• _Stored data_

_ _ _ _ _ _ _

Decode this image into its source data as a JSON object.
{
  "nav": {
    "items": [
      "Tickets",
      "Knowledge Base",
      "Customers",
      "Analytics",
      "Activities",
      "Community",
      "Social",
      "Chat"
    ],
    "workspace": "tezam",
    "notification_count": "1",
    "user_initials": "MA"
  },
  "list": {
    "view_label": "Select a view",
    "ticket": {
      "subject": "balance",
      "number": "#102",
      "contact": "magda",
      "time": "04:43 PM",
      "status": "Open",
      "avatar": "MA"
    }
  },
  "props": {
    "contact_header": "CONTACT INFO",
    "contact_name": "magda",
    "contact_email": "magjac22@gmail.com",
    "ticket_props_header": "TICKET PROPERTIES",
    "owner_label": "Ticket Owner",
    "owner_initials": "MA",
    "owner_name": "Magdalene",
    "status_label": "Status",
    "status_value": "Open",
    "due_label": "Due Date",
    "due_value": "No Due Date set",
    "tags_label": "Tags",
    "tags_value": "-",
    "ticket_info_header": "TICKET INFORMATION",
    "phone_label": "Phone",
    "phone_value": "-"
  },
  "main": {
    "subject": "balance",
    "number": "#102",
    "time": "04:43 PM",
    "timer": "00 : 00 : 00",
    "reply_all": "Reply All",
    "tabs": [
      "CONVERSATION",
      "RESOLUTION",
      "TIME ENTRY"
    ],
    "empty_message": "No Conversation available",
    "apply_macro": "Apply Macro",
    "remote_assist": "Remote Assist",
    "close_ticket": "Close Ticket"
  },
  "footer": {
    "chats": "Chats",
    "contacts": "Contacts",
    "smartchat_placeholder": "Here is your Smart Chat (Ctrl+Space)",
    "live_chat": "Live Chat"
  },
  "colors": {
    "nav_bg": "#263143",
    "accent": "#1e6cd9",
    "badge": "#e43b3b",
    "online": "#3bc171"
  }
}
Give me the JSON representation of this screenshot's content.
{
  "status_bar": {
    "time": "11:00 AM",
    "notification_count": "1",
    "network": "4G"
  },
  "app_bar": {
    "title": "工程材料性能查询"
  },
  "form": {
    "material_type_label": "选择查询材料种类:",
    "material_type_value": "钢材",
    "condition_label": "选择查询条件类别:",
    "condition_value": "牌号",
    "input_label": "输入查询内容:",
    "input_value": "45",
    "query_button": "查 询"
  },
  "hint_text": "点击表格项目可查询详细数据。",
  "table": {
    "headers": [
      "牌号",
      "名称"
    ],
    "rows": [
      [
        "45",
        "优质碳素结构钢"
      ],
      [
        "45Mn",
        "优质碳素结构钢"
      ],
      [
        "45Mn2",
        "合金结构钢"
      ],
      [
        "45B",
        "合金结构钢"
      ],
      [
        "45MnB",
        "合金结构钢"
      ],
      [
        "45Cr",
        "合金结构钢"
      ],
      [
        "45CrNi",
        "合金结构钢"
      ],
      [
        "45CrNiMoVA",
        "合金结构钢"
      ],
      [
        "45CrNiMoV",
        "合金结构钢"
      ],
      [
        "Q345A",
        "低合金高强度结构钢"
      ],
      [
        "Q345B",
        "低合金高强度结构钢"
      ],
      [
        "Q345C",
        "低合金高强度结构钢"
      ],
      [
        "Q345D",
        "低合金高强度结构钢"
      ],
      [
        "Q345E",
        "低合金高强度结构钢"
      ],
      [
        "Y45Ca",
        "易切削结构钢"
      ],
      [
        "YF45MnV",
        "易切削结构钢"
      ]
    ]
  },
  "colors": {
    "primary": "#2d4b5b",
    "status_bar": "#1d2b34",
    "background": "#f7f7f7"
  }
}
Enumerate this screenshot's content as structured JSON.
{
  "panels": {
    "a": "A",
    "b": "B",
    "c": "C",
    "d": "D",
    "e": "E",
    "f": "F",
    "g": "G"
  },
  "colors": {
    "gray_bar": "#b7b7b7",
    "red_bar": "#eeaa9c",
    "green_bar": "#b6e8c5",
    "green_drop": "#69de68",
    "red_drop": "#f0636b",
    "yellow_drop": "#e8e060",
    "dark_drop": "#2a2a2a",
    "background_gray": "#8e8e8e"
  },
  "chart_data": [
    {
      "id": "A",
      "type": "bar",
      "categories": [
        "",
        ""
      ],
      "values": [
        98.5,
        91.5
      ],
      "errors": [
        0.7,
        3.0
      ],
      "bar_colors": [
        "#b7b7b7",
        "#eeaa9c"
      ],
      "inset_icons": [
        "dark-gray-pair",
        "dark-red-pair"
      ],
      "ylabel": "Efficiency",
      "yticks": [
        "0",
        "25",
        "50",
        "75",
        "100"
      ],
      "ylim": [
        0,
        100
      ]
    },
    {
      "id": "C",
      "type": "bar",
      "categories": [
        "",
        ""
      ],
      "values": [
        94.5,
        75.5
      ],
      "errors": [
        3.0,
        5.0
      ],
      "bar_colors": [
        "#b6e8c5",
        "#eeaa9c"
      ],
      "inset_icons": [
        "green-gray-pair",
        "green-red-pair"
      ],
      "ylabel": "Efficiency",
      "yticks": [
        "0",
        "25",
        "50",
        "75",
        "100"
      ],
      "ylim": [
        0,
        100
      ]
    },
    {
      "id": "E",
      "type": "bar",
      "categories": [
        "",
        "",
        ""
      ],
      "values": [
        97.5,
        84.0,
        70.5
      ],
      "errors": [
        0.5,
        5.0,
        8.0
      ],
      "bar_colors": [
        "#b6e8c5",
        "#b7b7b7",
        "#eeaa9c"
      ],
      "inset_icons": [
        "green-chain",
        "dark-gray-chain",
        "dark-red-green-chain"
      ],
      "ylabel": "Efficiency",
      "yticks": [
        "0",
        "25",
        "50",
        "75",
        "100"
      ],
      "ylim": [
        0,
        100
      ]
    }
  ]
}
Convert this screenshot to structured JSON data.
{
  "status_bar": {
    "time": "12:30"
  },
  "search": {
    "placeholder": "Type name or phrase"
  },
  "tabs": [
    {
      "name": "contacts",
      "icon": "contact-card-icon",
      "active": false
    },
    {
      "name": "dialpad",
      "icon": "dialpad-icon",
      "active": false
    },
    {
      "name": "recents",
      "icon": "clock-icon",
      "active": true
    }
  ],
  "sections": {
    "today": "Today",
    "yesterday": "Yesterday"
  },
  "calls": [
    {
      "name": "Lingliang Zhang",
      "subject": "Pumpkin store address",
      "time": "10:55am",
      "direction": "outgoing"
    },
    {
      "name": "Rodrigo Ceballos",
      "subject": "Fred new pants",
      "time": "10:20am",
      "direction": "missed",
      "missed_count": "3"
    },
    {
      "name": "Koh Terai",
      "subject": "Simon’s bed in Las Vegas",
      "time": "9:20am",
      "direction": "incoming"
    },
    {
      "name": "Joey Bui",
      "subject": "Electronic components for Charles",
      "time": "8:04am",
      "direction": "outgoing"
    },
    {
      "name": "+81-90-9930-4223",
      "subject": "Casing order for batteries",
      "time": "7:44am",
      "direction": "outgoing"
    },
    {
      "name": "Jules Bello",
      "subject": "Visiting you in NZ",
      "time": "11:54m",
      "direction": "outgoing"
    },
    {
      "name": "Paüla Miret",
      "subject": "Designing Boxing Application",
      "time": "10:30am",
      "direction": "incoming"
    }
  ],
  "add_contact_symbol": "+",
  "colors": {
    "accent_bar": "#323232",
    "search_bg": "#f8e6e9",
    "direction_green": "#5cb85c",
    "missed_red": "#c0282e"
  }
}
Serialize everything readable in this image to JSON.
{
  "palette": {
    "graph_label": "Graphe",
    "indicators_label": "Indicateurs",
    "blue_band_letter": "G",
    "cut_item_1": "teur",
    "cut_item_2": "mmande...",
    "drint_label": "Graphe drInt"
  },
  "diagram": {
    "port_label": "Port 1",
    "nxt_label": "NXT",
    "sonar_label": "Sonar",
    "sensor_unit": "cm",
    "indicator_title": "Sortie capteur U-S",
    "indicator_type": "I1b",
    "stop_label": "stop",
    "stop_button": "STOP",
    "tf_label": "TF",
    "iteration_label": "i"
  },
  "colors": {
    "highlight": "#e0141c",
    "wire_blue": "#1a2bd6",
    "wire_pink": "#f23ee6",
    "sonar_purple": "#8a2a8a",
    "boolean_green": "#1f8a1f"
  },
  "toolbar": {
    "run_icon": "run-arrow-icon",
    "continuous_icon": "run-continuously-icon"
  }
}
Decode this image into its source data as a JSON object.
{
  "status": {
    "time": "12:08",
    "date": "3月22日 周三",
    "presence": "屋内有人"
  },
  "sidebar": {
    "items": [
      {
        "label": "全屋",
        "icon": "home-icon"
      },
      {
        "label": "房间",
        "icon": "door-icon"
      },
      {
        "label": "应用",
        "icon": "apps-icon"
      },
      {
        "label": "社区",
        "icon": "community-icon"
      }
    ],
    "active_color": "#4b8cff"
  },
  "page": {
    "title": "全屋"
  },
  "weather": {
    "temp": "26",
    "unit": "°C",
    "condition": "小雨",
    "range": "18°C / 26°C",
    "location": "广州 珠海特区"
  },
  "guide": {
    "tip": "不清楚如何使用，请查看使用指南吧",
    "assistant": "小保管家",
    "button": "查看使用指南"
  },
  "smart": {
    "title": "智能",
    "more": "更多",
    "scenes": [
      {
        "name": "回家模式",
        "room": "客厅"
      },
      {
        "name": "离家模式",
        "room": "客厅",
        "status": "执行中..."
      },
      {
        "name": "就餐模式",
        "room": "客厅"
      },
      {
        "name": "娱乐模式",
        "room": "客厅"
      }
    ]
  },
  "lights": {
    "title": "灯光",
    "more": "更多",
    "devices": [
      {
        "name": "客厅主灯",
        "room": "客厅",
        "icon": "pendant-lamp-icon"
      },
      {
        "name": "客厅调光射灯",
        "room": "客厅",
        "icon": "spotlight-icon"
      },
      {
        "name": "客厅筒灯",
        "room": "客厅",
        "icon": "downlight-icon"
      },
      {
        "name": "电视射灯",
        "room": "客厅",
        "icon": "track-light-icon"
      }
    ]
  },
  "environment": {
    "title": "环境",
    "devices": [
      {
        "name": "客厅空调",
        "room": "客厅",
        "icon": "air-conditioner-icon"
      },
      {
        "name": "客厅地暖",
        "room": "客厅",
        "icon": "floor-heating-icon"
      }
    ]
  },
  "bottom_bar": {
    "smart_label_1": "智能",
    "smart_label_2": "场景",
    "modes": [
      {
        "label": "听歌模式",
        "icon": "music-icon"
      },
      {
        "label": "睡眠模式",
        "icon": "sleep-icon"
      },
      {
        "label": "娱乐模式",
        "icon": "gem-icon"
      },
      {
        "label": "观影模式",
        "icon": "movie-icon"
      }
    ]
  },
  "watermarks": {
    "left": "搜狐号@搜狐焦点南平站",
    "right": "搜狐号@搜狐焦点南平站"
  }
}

_ _ _ _ _ _ _

• _Your task_
Your answer should be a single number: how many lines of the material contain the word "JSON".

• _Response_
6